- Listed records:
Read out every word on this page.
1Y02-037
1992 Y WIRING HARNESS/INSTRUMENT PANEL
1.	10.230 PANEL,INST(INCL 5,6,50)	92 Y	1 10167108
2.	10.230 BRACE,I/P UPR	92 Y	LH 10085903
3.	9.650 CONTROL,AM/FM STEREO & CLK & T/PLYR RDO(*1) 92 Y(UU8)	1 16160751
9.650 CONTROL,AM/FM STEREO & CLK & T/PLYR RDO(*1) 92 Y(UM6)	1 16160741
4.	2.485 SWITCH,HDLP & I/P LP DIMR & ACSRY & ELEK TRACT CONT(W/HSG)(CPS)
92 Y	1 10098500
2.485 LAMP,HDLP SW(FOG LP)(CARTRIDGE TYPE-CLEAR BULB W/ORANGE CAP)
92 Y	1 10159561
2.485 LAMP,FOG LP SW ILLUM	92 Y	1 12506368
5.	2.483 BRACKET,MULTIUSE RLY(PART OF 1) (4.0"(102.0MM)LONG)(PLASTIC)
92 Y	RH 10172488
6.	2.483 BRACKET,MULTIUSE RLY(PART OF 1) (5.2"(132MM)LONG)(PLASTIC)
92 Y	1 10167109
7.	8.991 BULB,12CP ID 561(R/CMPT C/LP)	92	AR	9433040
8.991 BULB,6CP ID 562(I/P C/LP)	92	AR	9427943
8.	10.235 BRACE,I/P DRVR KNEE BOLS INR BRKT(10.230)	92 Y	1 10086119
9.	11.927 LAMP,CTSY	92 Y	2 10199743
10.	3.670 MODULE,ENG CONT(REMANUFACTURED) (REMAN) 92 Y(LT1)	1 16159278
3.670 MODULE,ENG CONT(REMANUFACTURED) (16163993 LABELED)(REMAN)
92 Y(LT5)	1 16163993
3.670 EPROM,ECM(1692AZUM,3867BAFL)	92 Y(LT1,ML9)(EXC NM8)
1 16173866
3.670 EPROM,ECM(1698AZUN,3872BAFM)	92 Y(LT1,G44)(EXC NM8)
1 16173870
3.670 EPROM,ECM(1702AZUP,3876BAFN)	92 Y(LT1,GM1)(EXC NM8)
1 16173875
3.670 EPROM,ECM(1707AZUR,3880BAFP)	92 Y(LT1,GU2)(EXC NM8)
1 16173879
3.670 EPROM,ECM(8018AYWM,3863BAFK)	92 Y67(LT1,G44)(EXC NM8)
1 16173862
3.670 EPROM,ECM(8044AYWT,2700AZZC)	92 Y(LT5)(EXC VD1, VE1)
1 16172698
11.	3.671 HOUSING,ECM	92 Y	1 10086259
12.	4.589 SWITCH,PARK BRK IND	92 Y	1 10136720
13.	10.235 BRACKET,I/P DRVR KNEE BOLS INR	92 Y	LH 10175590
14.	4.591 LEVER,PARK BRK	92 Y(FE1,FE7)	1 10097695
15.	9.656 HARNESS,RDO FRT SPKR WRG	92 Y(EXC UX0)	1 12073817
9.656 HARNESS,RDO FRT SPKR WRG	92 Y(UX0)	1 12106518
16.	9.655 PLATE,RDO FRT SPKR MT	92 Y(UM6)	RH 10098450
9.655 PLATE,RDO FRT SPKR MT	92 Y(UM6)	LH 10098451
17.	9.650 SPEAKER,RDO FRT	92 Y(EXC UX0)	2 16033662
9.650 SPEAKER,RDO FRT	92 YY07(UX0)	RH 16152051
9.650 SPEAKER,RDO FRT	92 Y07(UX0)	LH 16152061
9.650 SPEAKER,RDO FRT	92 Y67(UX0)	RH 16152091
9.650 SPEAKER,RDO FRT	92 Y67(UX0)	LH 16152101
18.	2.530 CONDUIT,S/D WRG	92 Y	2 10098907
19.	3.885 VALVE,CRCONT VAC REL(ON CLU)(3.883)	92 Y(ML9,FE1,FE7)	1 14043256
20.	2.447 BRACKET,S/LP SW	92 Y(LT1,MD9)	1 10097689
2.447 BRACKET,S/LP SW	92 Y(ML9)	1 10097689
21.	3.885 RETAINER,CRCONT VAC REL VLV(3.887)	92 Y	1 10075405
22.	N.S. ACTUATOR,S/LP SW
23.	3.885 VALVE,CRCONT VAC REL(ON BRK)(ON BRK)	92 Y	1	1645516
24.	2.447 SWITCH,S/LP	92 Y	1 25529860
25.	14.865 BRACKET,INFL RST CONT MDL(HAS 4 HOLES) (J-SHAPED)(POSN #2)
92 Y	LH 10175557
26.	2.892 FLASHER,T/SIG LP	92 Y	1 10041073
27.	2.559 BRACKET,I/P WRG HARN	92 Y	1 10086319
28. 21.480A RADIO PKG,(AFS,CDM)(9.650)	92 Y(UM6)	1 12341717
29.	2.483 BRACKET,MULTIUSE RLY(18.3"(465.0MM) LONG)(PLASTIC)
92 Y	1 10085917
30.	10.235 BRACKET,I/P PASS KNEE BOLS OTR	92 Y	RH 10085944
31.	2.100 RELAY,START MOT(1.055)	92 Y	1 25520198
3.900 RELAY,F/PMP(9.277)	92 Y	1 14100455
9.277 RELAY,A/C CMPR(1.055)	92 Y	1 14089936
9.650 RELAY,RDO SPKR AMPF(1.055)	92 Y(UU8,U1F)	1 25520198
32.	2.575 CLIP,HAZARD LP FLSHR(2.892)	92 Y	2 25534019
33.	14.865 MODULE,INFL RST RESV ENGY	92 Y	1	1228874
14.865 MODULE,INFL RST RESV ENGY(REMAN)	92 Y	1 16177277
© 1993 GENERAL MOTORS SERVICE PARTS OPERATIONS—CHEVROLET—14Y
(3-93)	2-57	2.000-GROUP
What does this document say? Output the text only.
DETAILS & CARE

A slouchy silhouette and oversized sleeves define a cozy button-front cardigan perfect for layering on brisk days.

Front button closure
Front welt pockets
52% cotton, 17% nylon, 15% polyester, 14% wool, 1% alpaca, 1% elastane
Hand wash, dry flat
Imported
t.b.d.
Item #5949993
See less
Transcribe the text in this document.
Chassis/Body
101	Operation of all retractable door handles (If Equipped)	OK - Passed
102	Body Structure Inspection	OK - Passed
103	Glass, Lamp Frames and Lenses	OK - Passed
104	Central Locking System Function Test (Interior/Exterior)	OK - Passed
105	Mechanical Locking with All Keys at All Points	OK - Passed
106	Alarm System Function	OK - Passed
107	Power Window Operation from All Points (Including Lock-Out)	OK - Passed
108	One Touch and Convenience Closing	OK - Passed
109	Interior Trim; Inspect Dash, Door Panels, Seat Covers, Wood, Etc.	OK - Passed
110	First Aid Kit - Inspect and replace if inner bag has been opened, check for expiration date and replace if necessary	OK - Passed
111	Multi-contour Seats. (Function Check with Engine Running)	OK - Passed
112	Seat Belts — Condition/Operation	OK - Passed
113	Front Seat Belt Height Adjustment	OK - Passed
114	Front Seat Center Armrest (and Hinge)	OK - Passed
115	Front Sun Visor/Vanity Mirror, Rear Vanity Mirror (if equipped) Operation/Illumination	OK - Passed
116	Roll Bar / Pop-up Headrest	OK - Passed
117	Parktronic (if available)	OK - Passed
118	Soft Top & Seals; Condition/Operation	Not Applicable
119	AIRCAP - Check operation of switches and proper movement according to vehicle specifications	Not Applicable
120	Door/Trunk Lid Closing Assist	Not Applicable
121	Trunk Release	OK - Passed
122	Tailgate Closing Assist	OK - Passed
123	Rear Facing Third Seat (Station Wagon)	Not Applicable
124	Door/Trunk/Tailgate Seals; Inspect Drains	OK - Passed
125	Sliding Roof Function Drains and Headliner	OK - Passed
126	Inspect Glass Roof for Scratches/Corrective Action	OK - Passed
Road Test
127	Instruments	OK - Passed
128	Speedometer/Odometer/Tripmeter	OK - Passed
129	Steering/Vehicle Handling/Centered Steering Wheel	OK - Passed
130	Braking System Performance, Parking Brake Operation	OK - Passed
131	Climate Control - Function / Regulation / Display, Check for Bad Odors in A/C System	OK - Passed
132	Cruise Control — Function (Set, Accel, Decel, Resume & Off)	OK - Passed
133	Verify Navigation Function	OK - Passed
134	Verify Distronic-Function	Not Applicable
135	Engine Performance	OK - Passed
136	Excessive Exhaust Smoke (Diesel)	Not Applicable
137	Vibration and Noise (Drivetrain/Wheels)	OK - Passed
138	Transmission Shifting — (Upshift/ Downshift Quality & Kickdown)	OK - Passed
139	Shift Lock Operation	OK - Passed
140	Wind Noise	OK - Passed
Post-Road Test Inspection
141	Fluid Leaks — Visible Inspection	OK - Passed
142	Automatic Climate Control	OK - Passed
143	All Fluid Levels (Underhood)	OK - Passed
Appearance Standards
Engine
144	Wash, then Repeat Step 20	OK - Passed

- Short exercise:
Across the records above, count the lines holding "EPROM" and reply with that number alone.

- Exercise response:
6